WORK INSTRUCTIONS: Gather, from the data below, each line in which the word "Chapter" occurs.

-*-*-

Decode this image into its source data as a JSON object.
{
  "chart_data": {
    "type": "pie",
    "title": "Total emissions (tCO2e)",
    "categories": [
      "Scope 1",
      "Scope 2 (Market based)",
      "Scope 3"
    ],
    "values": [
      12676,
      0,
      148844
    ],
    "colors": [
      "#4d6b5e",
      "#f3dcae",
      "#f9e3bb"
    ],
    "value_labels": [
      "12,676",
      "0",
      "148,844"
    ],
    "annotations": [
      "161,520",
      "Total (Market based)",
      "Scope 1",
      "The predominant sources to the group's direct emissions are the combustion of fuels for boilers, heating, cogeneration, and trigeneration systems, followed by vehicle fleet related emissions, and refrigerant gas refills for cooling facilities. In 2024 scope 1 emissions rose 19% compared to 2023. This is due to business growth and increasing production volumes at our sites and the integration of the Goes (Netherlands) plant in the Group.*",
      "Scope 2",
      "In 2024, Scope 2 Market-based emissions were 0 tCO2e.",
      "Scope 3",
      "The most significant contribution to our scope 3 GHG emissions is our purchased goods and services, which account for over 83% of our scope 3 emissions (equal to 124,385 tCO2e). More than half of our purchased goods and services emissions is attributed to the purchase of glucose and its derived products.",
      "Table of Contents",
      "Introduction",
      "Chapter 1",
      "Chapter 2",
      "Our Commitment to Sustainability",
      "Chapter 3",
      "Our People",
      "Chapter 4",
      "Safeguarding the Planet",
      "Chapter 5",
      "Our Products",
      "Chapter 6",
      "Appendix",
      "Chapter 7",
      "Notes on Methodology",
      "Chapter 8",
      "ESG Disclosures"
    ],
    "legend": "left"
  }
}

-*-*-

EXERCISE SOLUTION:
      "Chapter 1",
      "Chapter 2",
      "Chapter 3",
      "Chapter 4",
      "Chapter 5",
      "Chapter 6",
      "Chapter 7",
      "Chapter 8",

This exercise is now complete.